**PROBLEM TO WORK ON**. Rewrite the data below with "Stop Sharing" replaced by "End Sharing" everywhere it occurs, keeping everything else unchanged. Leave the pictures out of your answer.

● ● ●

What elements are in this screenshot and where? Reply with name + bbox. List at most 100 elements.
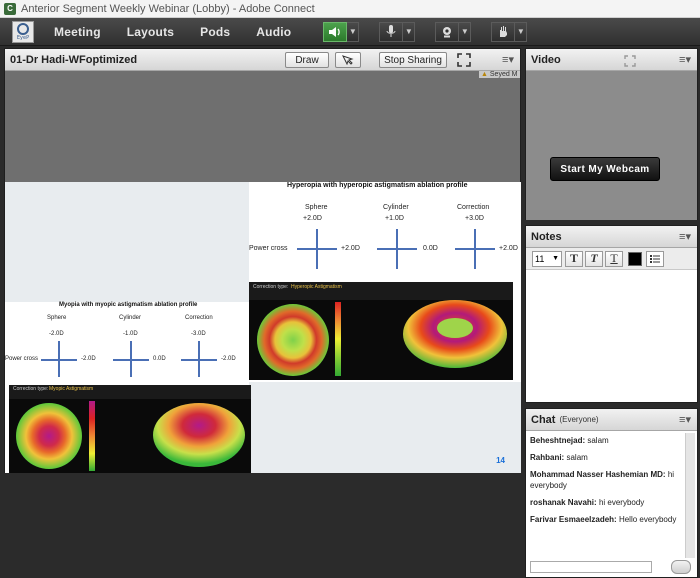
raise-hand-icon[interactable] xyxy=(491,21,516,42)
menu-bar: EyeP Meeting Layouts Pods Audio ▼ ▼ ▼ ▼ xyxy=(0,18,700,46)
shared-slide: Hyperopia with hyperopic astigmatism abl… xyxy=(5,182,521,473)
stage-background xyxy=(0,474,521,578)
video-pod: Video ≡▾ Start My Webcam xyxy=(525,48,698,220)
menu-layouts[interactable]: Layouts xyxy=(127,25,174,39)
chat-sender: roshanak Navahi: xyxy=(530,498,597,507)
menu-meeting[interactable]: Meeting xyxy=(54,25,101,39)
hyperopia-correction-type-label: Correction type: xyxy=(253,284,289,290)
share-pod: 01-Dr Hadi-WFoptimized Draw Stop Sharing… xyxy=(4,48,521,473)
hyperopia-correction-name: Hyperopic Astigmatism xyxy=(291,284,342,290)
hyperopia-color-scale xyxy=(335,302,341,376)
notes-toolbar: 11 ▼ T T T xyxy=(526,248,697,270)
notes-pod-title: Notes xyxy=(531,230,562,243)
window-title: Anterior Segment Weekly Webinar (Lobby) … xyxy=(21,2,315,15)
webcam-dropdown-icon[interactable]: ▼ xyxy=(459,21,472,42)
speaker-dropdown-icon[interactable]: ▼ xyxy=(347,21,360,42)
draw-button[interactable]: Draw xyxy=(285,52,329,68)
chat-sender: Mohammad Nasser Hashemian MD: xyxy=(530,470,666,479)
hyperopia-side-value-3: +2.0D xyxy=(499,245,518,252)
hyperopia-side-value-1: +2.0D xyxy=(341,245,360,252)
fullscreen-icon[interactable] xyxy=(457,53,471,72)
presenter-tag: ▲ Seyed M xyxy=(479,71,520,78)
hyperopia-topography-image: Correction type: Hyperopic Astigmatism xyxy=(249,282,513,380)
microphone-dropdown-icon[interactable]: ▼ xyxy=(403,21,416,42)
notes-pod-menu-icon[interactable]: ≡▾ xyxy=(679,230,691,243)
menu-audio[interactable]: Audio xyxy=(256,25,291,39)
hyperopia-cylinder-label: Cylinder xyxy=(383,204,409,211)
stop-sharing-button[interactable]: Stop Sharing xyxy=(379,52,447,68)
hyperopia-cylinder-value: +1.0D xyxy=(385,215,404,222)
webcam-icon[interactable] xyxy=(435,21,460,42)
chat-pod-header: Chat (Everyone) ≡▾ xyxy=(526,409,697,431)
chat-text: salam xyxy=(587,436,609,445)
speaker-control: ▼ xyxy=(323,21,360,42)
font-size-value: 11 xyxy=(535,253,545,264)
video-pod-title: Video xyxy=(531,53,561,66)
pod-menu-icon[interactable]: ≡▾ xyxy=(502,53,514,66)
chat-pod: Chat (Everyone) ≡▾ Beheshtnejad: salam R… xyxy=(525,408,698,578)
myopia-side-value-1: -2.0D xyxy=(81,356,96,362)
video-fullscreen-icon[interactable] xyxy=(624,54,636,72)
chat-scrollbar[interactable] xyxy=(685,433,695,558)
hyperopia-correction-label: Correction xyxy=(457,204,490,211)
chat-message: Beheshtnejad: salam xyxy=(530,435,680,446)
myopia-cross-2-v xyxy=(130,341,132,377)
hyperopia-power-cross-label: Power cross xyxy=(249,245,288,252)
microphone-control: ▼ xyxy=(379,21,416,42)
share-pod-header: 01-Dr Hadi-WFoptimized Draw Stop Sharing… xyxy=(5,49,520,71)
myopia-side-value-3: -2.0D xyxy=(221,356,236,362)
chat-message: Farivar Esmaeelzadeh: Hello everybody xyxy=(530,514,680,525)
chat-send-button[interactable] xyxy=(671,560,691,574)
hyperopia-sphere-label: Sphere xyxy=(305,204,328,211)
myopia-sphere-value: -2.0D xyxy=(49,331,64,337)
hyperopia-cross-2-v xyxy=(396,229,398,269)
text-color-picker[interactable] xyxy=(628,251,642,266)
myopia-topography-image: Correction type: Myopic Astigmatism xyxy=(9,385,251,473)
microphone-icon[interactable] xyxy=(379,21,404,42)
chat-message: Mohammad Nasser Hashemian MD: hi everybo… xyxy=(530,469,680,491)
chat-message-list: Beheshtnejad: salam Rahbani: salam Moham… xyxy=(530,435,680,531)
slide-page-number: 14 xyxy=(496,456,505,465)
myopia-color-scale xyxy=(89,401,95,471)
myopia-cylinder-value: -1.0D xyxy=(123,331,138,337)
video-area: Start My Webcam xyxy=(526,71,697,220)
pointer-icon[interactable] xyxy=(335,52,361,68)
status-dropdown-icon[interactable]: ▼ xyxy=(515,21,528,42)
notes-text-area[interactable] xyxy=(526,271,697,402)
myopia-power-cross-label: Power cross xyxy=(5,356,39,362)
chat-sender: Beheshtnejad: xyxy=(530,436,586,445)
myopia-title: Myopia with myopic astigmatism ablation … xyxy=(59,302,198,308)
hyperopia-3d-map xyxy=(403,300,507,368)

● ● ●

**FINAL RESULT**.
What elements are in this screenshot and where? Reply with name + bbox. List at most 100 elements.
raise-hand-icon[interactable] xyxy=(491,21,516,42)
menu-bar: EyeP Meeting Layouts Pods Audio ▼ ▼ ▼ ▼ xyxy=(0,18,700,46)
shared-slide: Hyperopia with hyperopic astigmatism abl… xyxy=(5,182,521,473)
stage-background xyxy=(0,474,521,578)
video-pod: Video ≡▾ Start My Webcam xyxy=(525,48,698,220)
menu-layouts[interactable]: Layouts xyxy=(127,25,174,39)
chat-sender: roshanak Navahi: xyxy=(530,498,597,507)
menu-meeting[interactable]: Meeting xyxy=(54,25,101,39)
hyperopia-correction-type-label: Correction type: xyxy=(253,284,289,290)
share-pod: 01-Dr Hadi-WFoptimized Draw End Sharing… xyxy=(4,48,521,473)
hyperopia-correction-name: Hyperopic Astigmatism xyxy=(291,284,342,290)
hyperopia-color-scale xyxy=(335,302,341,376)
notes-toolbar: 11 ▼ T T T xyxy=(526,248,697,270)
notes-pod-title: Notes xyxy=(531,230,562,243)
window-title: Anterior Segment Weekly Webinar (Lobby) … xyxy=(21,2,315,15)
webcam-dropdown-icon[interactable]: ▼ xyxy=(459,21,472,42)
speaker-dropdown-icon[interactable]: ▼ xyxy=(347,21,360,42)
draw-button[interactable]: Draw xyxy=(285,52,329,68)
chat-sender: Mohammad Nasser Hashemian MD: xyxy=(530,470,666,479)
hyperopia-side-value-3: +2.0D xyxy=(499,245,518,252)
hyperopia-side-value-1: +2.0D xyxy=(341,245,360,252)
fullscreen-icon[interactable] xyxy=(457,53,471,72)
presenter-tag: ▲ Seyed M xyxy=(479,71,520,78)
hyperopia-topography-image: Correction type: Hyperopic Astigmatism xyxy=(249,282,513,380)
microphone-dropdown-icon[interactable]: ▼ xyxy=(403,21,416,42)
notes-pod-menu-icon[interactable]: ≡▾ xyxy=(679,230,691,243)
menu-audio[interactable]: Audio xyxy=(256,25,291,39)
hyperopia-cylinder-label: Cylinder xyxy=(383,204,409,211)
stop-sharing-button[interactable]: End Sharing xyxy=(379,52,447,68)
hyperopia-cylinder-value: +1.0D xyxy=(385,215,404,222)
webcam-icon[interactable] xyxy=(435,21,460,42)
chat-pod-header: Chat (Everyone) ≡▾ xyxy=(526,409,697,431)
chat-text: salam xyxy=(587,436,609,445)
speaker-control: ▼ xyxy=(323,21,360,42)
font-size-value: 11 xyxy=(535,253,545,264)
video-pod-title: Video xyxy=(531,53,561,66)
pod-menu-icon[interactable]: ≡▾ xyxy=(502,53,514,66)
chat-pod: Chat (Everyone) ≡▾ Beheshtnejad: salam R… xyxy=(525,408,698,578)
myopia-side-value-1: -2.0D xyxy=(81,356,96,362)
video-fullscreen-icon[interactable] xyxy=(624,54,636,72)
chat-scrollbar[interactable] xyxy=(685,433,695,558)
hyperopia-correction-label: Correction xyxy=(457,204,490,211)
chat-message: Beheshtnejad: salam xyxy=(530,435,680,446)
myopia-cross-2-v xyxy=(130,341,132,377)
hyperopia-power-cross-label: Power cross xyxy=(249,245,288,252)
microphone-control: ▼ xyxy=(379,21,416,42)
share-pod-header: 01-Dr Hadi-WFoptimized Draw End Sharing… xyxy=(5,49,520,71)
myopia-side-value-3: -2.0D xyxy=(221,356,236,362)
chat-message: Farivar Esmaeelzadeh: Hello everybody xyxy=(530,514,680,525)
chat-send-button[interactable] xyxy=(671,560,691,574)
hyperopia-sphere-label: Sphere xyxy=(305,204,328,211)
myopia-sphere-value: -2.0D xyxy=(49,331,64,337)
hyperopia-cross-2-v xyxy=(396,229,398,269)
text-color-picker[interactable] xyxy=(628,251,642,266)
myopia-topography-image: Correction type: Myopic Astigmatism xyxy=(9,385,251,473)
microphone-icon[interactable] xyxy=(379,21,404,42)
chat-message: Mohammad Nasser Hashemian MD: hi everybo… xyxy=(530,469,680,491)
chat-message-list: Beheshtnejad: salam Rahbani: salam Moham… xyxy=(530,435,680,531)
slide-page-number: 14 xyxy=(496,456,505,465)
myopia-color-scale xyxy=(89,401,95,471)
myopia-cylinder-value: -1.0D xyxy=(123,331,138,337)
video-area: Start My Webcam xyxy=(526,71,697,220)
pointer-icon[interactable] xyxy=(335,52,361,68)
status-dropdown-icon[interactable]: ▼ xyxy=(515,21,528,42)
notes-text-area[interactable] xyxy=(526,271,697,402)
myopia-power-cross-label: Power cross xyxy=(5,356,39,362)
chat-sender: Beheshtnejad: xyxy=(530,436,586,445)
myopia-title: Myopia with myopic astigmatism ablation … xyxy=(59,302,198,308)
hyperopia-3d-map xyxy=(403,300,507,368)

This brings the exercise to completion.